Fire and tool making

Native people in Australia have been spoiled for choice of materials from which to make superb stone tools, all kinds of silica rock being available in the bedrock and the widespread tropical soils, including multicoloured chalcedony and even opal. Their master craftsmen developed a form of heat treatment that subtly modifies silica’s internal structure so that gentle application of pressure to the edges of lumps removes small flakes to give intricate sharp edges, including barbs for fishing spears. This pyrotechnology leaves easily recognised signs in stone tools: colour changes and a pearly lustre.

A large team of archaeologists and geoscientists from South Africa, Australia, the UK and France have sifted through tools collected from the 35 to 280 ka African Middle Stone Age (defined differently from the European Mesolithic) in search of evidence for fire treatment (Brown, K.S. and 8 others 2009. Fire as an engineering tool of early modern humans. Science, v. 325, p. 859-862). Like signs of symbolic behaviour (see Technology, culture and migration in the Middle Palaeolithic of southern Africa and Deeper roots of culture in January and March 2009 issues of EPN) fire-worked silica tools appear as early as 164 ka ago. However, this is the first paper that reports a search for such technology, and since fire was definitely used by even earlier humans, such as Homo antecessor around 790 ka (see Early, microscopic evidence for human control of fire in November 2008 issue of EPN) expect earlier finds to be announced.

Entries supplied:
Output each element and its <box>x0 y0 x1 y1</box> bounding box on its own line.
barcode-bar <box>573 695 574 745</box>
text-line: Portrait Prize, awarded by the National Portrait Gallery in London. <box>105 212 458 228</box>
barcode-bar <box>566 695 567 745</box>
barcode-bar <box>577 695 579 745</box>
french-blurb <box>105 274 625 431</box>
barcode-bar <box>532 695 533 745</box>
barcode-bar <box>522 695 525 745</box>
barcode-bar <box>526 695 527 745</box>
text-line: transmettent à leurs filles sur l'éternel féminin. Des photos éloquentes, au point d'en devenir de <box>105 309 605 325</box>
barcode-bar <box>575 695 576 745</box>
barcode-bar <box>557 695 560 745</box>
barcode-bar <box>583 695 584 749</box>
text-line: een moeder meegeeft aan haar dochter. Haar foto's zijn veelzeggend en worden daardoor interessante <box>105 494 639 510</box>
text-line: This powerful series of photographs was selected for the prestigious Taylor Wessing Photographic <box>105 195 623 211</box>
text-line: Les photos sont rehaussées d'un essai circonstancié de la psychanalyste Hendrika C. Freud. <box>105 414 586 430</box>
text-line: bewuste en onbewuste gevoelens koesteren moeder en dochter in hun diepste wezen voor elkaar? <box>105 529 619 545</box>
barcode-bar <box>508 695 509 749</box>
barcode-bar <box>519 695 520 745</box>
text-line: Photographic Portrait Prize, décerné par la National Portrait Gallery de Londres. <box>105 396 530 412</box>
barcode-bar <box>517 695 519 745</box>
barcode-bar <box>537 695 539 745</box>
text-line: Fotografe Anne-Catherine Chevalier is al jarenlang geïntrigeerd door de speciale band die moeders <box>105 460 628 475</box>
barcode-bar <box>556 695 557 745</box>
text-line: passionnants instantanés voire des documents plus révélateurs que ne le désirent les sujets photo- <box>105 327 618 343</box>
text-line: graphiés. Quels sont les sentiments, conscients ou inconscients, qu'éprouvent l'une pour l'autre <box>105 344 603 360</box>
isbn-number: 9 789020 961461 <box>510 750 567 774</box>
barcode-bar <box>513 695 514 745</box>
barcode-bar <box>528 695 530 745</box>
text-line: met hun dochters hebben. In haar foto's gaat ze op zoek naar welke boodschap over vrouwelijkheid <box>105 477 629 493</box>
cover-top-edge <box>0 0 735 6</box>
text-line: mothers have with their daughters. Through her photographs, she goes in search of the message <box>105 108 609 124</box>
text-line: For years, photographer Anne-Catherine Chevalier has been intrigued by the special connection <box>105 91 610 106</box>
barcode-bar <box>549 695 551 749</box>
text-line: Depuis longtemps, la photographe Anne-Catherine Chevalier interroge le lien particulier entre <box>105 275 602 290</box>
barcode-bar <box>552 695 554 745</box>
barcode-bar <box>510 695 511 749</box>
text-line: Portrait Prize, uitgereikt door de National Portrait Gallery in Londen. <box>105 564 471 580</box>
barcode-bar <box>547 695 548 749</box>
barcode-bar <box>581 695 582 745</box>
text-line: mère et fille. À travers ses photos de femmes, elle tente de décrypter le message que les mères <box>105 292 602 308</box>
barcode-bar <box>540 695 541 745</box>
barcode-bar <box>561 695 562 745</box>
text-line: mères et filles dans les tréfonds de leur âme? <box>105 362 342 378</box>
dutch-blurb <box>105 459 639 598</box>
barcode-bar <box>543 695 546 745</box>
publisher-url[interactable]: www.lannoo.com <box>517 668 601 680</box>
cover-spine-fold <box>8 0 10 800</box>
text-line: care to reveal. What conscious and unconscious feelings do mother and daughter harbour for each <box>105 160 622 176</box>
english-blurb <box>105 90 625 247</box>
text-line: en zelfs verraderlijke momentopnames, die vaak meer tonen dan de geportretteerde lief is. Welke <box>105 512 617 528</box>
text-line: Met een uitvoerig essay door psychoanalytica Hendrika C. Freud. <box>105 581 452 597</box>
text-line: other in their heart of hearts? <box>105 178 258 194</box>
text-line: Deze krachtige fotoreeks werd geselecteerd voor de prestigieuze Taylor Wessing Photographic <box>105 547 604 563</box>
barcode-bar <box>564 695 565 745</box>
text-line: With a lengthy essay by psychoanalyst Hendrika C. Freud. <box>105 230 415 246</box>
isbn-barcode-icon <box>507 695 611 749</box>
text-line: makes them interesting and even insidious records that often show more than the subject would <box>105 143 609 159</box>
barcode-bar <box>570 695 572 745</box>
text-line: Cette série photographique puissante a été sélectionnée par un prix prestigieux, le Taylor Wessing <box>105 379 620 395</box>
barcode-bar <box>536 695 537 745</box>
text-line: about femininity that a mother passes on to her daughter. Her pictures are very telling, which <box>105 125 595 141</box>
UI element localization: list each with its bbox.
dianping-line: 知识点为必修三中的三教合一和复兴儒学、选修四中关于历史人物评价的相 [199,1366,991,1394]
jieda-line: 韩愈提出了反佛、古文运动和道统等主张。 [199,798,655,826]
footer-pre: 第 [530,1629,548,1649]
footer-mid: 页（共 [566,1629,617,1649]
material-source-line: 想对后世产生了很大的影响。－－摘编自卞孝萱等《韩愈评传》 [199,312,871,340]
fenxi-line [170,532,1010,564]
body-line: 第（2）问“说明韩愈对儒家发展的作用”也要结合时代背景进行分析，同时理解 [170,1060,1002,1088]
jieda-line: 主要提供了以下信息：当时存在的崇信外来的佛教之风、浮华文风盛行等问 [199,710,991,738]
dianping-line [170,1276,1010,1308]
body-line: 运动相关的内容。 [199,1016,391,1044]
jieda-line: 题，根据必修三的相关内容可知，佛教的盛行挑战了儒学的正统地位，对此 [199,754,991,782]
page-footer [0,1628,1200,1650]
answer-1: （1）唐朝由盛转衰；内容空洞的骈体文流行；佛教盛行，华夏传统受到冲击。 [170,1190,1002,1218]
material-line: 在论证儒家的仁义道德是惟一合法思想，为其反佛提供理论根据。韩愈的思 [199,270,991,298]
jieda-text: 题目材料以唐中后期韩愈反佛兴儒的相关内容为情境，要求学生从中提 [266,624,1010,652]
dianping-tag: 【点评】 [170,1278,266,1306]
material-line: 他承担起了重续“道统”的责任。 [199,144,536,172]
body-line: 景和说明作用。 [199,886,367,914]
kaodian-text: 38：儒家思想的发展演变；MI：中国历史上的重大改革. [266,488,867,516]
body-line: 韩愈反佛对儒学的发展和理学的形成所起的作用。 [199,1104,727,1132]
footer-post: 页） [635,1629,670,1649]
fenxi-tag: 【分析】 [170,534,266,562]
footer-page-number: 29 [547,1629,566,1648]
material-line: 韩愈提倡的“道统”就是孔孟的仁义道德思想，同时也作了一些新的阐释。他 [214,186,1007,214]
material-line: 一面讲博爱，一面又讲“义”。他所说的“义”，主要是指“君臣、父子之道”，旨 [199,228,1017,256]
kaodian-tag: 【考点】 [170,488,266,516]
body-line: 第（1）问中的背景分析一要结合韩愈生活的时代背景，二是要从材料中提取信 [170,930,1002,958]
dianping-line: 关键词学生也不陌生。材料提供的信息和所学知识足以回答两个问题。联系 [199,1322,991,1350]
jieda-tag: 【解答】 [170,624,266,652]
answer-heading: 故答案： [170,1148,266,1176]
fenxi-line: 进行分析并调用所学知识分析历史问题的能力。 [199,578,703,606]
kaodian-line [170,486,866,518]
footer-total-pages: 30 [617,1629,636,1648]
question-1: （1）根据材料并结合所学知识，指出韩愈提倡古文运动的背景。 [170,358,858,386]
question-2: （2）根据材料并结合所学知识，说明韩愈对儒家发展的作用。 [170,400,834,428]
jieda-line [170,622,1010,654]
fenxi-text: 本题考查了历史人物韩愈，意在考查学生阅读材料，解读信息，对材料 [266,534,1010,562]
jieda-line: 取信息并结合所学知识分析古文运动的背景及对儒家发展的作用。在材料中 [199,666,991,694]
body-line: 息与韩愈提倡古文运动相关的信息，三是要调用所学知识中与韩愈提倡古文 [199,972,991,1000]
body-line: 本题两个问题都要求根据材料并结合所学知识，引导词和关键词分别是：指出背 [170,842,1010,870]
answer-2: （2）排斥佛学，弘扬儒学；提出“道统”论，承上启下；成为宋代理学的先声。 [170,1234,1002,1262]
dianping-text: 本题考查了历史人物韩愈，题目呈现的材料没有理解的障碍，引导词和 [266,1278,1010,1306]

Task directions: According to the passage on fire and tool making, how early do fire-worked silica tools appear?

Problem solution: As early as 164 ka ago.